** WORK ITEM **
This exercise asks for the entries below to be printed exactly.

** PROVIDED DATA **
::::
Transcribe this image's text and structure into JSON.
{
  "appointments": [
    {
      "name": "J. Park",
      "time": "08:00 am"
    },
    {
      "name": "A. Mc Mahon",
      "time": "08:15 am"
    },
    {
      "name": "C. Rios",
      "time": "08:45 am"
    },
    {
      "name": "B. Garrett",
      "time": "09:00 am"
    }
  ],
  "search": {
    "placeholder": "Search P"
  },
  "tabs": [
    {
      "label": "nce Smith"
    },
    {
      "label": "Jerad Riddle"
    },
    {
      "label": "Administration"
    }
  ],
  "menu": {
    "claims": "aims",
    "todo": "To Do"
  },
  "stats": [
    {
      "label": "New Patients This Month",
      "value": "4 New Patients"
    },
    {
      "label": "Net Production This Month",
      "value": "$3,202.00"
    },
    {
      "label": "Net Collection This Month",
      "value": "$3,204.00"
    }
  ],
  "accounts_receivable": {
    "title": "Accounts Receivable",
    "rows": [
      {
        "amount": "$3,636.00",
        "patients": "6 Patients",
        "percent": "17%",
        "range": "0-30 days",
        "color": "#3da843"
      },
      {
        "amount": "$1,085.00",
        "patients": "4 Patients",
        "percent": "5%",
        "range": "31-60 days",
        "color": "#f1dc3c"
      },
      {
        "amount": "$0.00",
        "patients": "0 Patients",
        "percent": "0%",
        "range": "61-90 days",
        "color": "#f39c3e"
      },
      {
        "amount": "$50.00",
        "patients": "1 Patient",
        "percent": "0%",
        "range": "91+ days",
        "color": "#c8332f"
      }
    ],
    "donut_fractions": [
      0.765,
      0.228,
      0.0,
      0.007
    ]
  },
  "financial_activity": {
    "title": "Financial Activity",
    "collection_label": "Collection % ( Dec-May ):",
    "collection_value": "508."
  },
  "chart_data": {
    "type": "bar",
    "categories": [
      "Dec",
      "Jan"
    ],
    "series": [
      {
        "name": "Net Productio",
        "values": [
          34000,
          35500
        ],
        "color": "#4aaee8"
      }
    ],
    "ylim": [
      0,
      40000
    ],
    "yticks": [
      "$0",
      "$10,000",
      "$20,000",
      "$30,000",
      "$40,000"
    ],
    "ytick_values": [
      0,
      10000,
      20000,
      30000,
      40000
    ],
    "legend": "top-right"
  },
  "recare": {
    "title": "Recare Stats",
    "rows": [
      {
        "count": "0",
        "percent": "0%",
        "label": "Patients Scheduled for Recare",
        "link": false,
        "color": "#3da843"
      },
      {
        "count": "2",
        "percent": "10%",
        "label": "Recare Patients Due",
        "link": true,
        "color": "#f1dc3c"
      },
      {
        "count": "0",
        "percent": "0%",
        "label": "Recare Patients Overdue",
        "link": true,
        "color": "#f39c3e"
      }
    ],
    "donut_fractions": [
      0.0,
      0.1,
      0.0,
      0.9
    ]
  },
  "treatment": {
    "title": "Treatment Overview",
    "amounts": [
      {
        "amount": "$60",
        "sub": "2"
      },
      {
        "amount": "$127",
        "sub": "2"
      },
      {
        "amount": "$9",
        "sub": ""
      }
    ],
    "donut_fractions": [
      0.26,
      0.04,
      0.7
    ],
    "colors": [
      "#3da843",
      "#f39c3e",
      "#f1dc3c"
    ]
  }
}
::::
** REPLY TO THE EXERCISE **
Transcribe this image's text and structure into JSON.
{
  "appointments": [
    {
      "name": "J. Park",
      "time": "08:00 am"
    },
    {
      "name": "A. Mc Mahon",
      "time": "08:15 am"
    },
    {
      "name": "C. Rios",
      "time": "08:45 am"
    },
    {
      "name": "B. Garrett",
      "time": "09:00 am"
    }
  ],
  "search": {
    "placeholder": "Search P"
  },
  "tabs": [
    {
      "label": "nce Smith"
    },
    {
      "label": "Jerad Riddle"
    },
    {
      "label": "Administration"
    }
  ],
  "menu": {
    "claims": "aims",
    "todo": "To Do"
  },
  "stats": [
    {
      "label": "New Patients This Month",
      "value": "4 New Patients"
    },
    {
      "label": "Net Production This Month",
      "value": "$3,202.00"
    },
    {
      "label": "Net Collection This Month",
      "value": "$3,204.00"
    }
  ],
  "accounts_receivable": {
    "title": "Accounts Receivable",
    "rows": [
      {
        "amount": "$3,636.00",
        "patients": "6 Patients",
        "percent": "17%",
        "range": "0-30 days",
        "color": "#3da843"
      },
      {
        "amount": "$1,085.00",
        "patients": "4 Patients",
        "percent": "5%",
        "range": "31-60 days",
        "color": "#f1dc3c"
      },
      {
        "amount": "$0.00",
        "patients": "0 Patients",
        "percent": "0%",
        "range": "61-90 days",
        "color": "#f39c3e"
      },
      {
        "amount": "$50.00",
        "patients": "1 Patient",
        "percent": "0%",
        "range": "91+ days",
        "color": "#c8332f"
      }
    ],
    "donut_fractions": [
      0.765,
      0.228,
      0.0,
      0.007
    ]
  },
  "financial_activity": {
    "title": "Financial Activity",
    "collection_label": "Collection % ( Dec-May ):",
    "collection_value": "508."
  },
  "chart_data": {
    "type": "bar",
    "categories": [
      "Dec",
      "Jan"
    ],
    "series": [
      {
        "name": "Net Productio",
        "values": [
          34000,
          35500
        ],
        "color": "#4aaee8"
      }
    ],
    "ylim": [
      0,
      40000
    ],
    "yticks": [
      "$0",
      "$10,000",
      "$20,000",
      "$30,000",
      "$40,000"
    ],
    "ytick_values": [
      0,
      10000,
      20000,
      30000,
      40000
    ],
    "legend": "top-right"
  },
  "recare": {
    "title": "Recare Stats",
    "rows": [
      {
        "count": "0",
        "percent": "0%",
        "label": "Patients Scheduled for Recare",
        "link": false,
        "color": "#3da843"
      },
      {
        "count": "2",
        "percent": "10%",
        "label": "Recare Patients Due",
        "link": true,
        "color": "#f1dc3c"
      },
      {
        "count": "0",
        "percent": "0%",
        "label": "Recare Patients Overdue",
        "link": true,
        "color": "#f39c3e"
      }
    ],
    "donut_fractions": [
      0.0,
      0.1,
      0.0,
      0.9
    ]
  },
  "treatment": {
    "title": "Treatment Overview",
    "amounts": [
      {
        "amount": "$60",
        "sub": "2"
      },
      {
        "amount": "$127",
        "sub": "2"
      },
      {
        "amount": "$9",
        "sub": ""
      }
    ],
    "donut_fractions": [
      0.26,
      0.04,
      0.7
    ],
    "colors": [
      "#3da843",
      "#f39c3e",
      "#f1dc3c"
    ]
  }
}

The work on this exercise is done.